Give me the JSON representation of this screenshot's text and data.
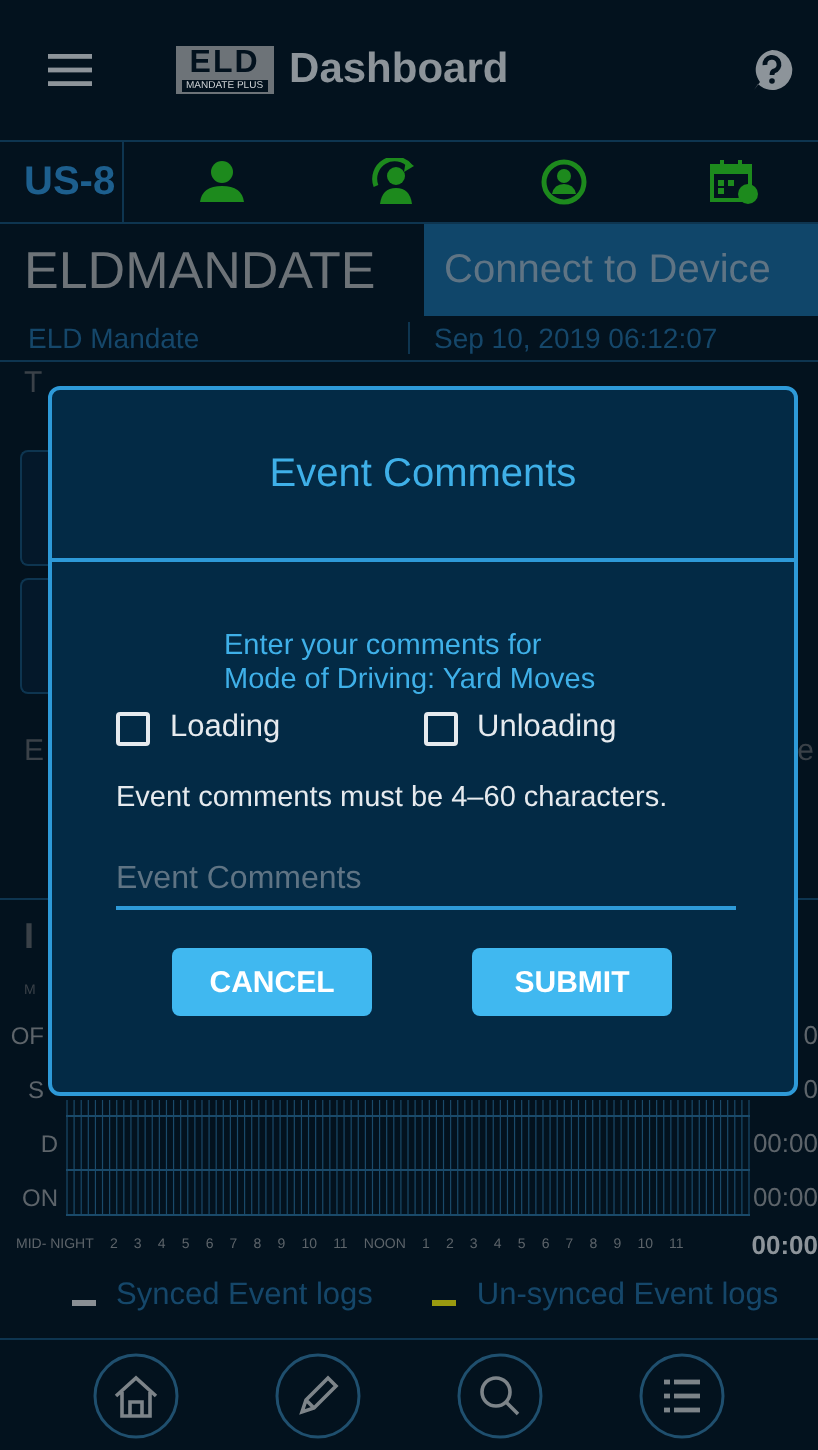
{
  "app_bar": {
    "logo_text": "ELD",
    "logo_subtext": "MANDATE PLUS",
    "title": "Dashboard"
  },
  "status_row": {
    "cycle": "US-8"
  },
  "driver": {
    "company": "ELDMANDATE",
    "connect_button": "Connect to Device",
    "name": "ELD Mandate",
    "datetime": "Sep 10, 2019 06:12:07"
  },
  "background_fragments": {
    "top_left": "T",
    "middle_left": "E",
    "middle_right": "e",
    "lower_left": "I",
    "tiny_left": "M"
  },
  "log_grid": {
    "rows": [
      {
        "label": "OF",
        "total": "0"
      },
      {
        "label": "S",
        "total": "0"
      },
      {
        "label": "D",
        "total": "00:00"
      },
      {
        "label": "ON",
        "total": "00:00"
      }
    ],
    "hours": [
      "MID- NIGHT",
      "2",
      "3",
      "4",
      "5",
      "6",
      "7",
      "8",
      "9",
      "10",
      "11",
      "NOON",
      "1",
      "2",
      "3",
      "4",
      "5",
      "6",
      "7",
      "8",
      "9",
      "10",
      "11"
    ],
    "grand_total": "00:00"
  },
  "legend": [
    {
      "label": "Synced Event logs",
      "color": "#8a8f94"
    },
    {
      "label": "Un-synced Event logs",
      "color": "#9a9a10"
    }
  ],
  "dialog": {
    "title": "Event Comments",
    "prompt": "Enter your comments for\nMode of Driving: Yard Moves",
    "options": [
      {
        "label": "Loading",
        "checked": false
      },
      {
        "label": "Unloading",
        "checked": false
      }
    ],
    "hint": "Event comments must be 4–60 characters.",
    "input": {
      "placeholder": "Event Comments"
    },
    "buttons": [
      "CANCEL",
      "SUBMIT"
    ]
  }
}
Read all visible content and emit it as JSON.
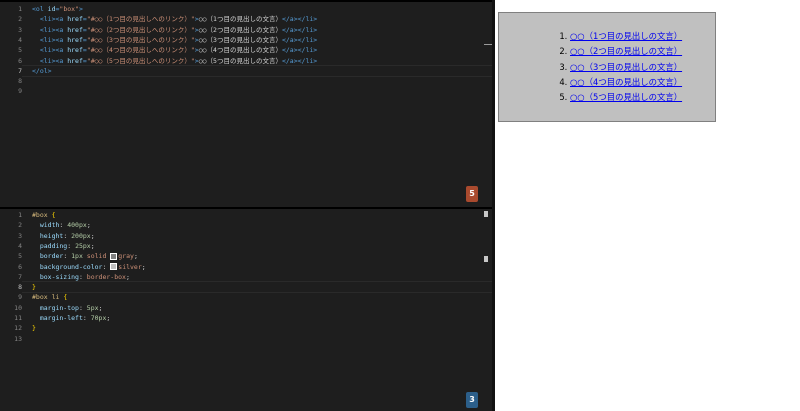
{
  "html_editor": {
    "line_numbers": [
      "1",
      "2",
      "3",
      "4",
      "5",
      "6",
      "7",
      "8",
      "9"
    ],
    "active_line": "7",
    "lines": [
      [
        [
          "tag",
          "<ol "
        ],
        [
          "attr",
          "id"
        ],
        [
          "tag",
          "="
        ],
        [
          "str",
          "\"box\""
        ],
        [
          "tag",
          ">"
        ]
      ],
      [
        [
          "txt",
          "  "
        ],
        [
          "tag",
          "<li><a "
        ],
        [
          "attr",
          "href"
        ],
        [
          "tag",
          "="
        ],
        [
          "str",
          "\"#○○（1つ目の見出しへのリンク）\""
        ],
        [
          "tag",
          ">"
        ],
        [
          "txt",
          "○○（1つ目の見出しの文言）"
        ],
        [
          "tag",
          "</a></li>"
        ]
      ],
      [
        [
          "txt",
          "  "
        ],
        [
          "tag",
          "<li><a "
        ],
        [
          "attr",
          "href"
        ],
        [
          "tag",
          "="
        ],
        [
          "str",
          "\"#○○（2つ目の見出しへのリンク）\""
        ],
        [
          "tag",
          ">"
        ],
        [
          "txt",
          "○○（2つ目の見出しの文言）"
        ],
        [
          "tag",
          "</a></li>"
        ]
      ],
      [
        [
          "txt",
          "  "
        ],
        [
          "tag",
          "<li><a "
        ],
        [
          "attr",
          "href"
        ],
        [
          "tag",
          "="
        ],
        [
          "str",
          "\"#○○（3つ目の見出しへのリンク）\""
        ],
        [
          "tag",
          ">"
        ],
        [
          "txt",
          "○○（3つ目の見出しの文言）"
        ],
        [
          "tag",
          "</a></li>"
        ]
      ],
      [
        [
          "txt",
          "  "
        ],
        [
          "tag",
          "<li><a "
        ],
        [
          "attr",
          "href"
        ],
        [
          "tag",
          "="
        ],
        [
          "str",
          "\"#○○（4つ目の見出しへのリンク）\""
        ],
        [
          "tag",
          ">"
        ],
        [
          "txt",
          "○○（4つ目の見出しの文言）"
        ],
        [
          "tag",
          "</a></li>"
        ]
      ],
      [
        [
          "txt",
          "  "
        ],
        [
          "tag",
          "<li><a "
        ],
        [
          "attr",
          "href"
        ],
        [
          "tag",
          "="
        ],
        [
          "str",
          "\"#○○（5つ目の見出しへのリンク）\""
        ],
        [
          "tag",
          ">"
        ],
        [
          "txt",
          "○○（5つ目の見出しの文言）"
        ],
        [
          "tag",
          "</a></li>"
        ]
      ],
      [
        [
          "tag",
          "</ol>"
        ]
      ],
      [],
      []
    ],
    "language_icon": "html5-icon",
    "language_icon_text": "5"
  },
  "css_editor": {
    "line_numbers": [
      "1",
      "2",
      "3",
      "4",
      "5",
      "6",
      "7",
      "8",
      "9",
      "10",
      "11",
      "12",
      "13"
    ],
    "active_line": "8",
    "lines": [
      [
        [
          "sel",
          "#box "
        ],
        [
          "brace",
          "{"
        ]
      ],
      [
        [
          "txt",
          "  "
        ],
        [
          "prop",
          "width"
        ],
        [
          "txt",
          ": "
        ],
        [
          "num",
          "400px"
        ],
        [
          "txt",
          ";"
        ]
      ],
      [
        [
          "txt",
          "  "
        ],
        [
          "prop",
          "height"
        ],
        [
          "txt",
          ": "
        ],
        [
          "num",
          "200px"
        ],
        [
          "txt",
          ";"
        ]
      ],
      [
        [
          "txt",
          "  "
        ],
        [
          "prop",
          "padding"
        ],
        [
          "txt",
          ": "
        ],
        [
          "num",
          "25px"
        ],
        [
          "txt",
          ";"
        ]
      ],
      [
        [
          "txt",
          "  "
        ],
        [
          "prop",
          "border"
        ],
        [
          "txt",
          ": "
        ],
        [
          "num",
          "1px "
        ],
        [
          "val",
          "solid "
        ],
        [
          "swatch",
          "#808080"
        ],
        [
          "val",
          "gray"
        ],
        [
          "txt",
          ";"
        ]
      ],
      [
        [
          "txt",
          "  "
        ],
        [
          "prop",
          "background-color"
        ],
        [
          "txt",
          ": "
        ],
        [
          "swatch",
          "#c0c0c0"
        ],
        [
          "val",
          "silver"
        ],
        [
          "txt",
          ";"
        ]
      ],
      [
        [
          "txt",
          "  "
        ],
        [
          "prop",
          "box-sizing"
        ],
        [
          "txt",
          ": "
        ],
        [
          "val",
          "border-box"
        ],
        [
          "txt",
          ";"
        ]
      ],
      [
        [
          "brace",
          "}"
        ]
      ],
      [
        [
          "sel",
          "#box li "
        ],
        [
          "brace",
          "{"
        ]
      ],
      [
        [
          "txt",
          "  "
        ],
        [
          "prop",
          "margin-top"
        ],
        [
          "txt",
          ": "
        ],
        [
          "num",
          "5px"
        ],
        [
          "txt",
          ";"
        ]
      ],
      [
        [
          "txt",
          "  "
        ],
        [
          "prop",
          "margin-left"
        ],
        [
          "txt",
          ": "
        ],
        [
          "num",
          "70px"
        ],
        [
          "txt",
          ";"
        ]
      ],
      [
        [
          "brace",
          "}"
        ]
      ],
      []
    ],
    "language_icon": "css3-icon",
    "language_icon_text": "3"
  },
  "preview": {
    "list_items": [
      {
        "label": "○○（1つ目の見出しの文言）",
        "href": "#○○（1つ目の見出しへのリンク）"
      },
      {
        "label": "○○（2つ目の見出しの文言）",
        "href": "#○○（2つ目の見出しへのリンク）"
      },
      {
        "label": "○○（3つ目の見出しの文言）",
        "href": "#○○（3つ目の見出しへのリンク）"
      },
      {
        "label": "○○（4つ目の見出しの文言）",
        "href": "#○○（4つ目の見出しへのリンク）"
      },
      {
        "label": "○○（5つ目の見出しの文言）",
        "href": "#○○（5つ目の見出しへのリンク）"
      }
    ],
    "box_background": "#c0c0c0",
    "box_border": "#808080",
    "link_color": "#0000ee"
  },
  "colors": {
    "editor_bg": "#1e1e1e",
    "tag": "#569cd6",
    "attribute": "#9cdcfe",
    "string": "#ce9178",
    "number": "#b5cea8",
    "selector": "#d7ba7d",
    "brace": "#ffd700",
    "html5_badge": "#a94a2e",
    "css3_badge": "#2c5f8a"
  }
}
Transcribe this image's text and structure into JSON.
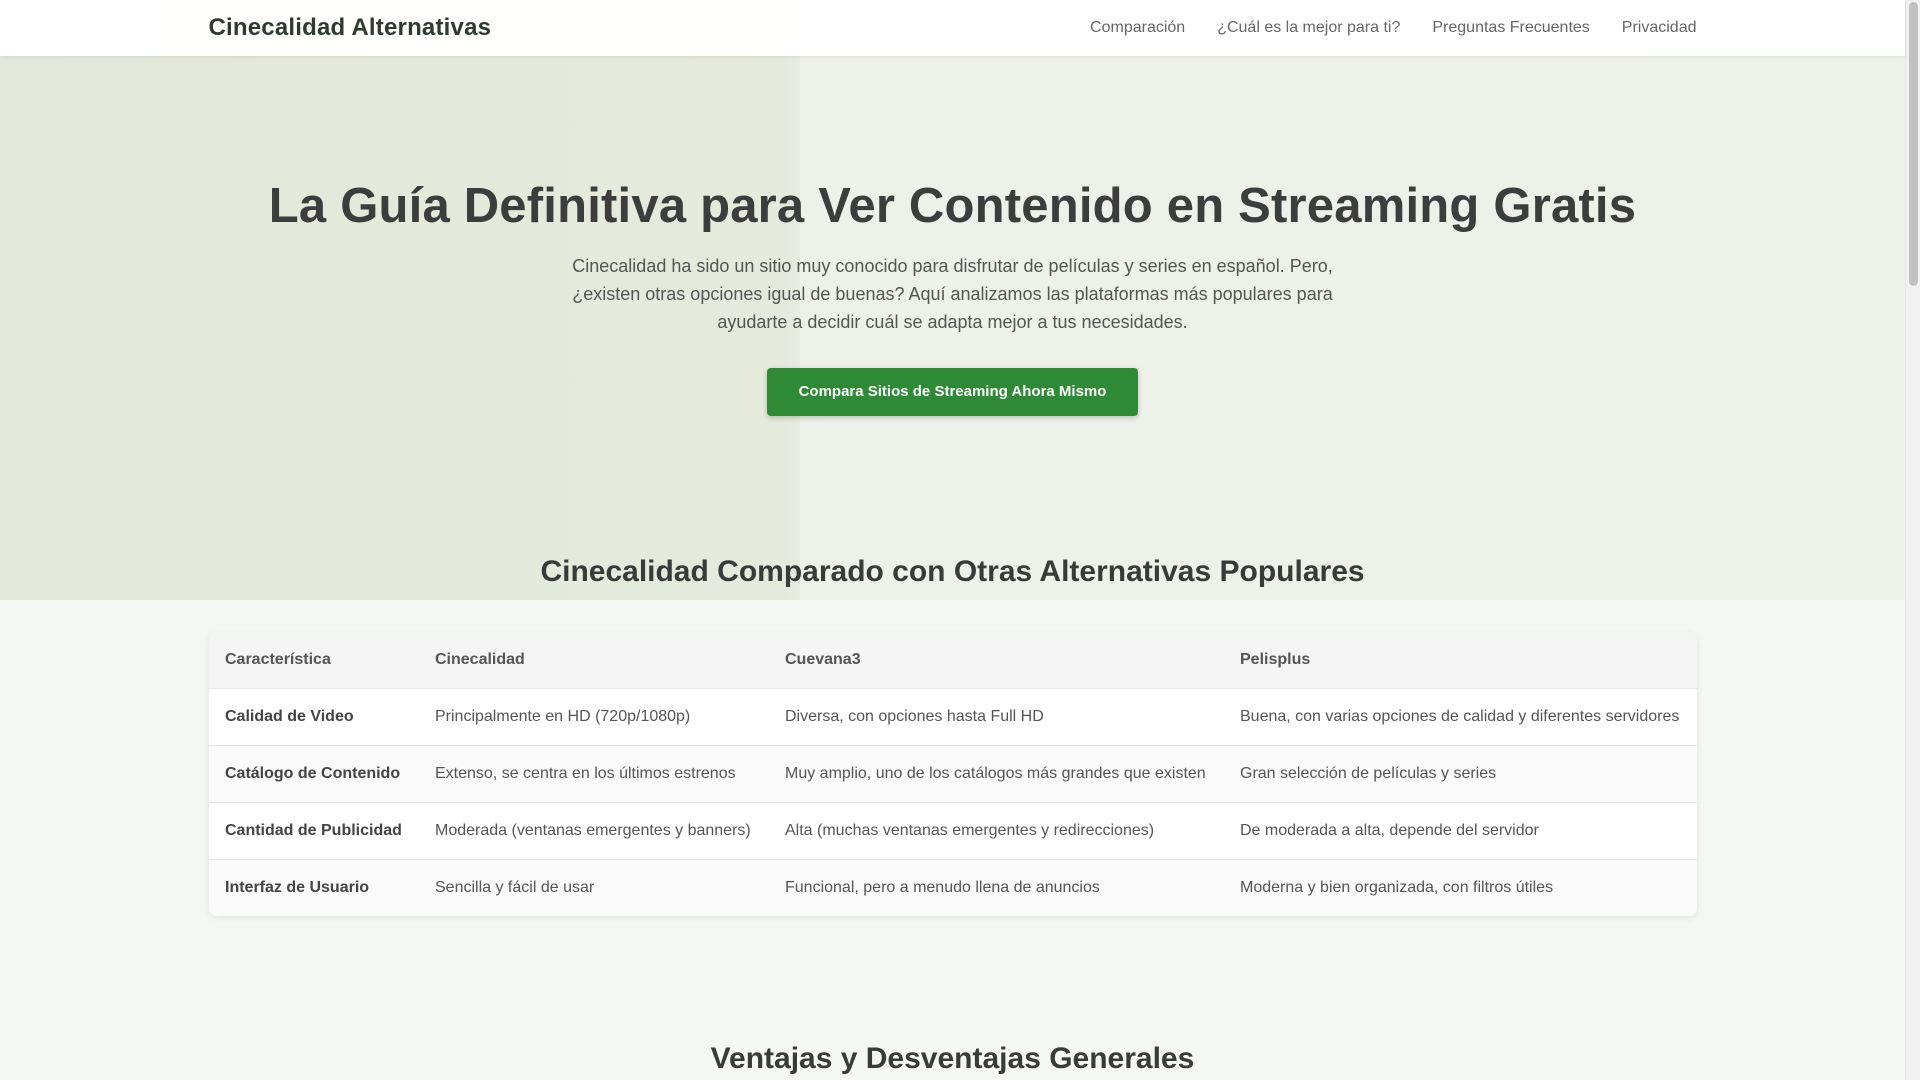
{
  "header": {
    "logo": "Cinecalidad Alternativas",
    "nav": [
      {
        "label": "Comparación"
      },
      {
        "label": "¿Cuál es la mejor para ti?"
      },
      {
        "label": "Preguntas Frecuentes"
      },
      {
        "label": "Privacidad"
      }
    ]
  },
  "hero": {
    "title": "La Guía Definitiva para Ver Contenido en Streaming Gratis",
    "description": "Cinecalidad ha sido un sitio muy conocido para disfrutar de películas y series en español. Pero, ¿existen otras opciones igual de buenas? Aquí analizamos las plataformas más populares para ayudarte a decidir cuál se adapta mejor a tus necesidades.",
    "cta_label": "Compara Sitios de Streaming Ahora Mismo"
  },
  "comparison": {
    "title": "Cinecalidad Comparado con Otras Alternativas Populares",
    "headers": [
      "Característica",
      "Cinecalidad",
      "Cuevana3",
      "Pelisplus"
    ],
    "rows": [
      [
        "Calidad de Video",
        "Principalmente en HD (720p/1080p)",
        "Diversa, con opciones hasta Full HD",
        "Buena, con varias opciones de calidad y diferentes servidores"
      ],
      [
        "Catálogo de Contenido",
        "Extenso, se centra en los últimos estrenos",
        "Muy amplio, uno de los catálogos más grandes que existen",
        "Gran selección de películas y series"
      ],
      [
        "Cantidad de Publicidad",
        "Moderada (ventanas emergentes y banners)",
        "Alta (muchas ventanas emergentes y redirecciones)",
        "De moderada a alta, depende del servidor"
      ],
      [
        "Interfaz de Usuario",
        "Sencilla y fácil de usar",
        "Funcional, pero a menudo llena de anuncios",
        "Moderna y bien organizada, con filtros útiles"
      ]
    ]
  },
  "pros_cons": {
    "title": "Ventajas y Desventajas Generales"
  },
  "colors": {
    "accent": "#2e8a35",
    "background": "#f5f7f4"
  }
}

———

WHAT TO DO — Find the lines holding "logs" and list every one.

EXPECTED OUTPUT —
      "label": "Synced Event logs",
      "label": "Un-synced Event logs",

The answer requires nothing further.